Reproduce all records exactly.

-- start of Information supplied --

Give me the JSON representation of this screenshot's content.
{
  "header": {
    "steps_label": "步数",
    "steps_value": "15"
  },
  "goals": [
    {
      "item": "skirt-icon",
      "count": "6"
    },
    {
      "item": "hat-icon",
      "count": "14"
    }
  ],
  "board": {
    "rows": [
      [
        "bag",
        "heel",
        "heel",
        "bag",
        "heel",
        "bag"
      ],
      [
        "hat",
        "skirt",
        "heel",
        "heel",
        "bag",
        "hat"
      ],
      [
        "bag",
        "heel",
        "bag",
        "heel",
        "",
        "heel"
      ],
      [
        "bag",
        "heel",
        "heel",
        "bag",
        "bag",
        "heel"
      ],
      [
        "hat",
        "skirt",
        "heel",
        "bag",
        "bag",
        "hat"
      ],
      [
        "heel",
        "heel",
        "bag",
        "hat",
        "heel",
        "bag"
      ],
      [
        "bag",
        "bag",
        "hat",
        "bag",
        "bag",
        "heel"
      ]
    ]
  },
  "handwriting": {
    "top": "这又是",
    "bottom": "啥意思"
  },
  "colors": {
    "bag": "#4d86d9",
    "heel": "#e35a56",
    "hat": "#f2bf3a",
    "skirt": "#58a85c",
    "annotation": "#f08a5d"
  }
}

-- end of Information supplied --

Completed task:
Give me the JSON representation of this screenshot's content.
{
  "header": {
    "steps_label": "步数",
    "steps_value": "15"
  },
  "goals": [
    {
      "item": "skirt-icon",
      "count": "6"
    },
    {
      "item": "hat-icon",
      "count": "14"
    }
  ],
  "board": {
    "rows": [
      [
        "bag",
        "heel",
        "heel",
        "bag",
        "heel",
        "bag"
      ],
      [
        "hat",
        "skirt",
        "heel",
        "heel",
        "bag",
        "hat"
      ],
      [
        "bag",
        "heel",
        "bag",
        "heel",
        "",
        "heel"
      ],
      [
        "bag",
        "heel",
        "heel",
        "bag",
        "bag",
        "heel"
      ],
      [
        "hat",
        "skirt",
        "heel",
        "bag",
        "bag",
        "hat"
      ],
      [
        "heel",
        "heel",
        "bag",
        "hat",
        "heel",
        "bag"
      ],
      [
        "bag",
        "bag",
        "hat",
        "bag",
        "bag",
        "heel"
      ]
    ]
  },
  "handwriting": {
    "top": "这又是",
    "bottom": "啥意思"
  },
  "colors": {
    "bag": "#4d86d9",
    "heel": "#e35a56",
    "hat": "#f2bf3a",
    "skirt": "#58a85c",
    "annotation": "#f08a5d"
  }
}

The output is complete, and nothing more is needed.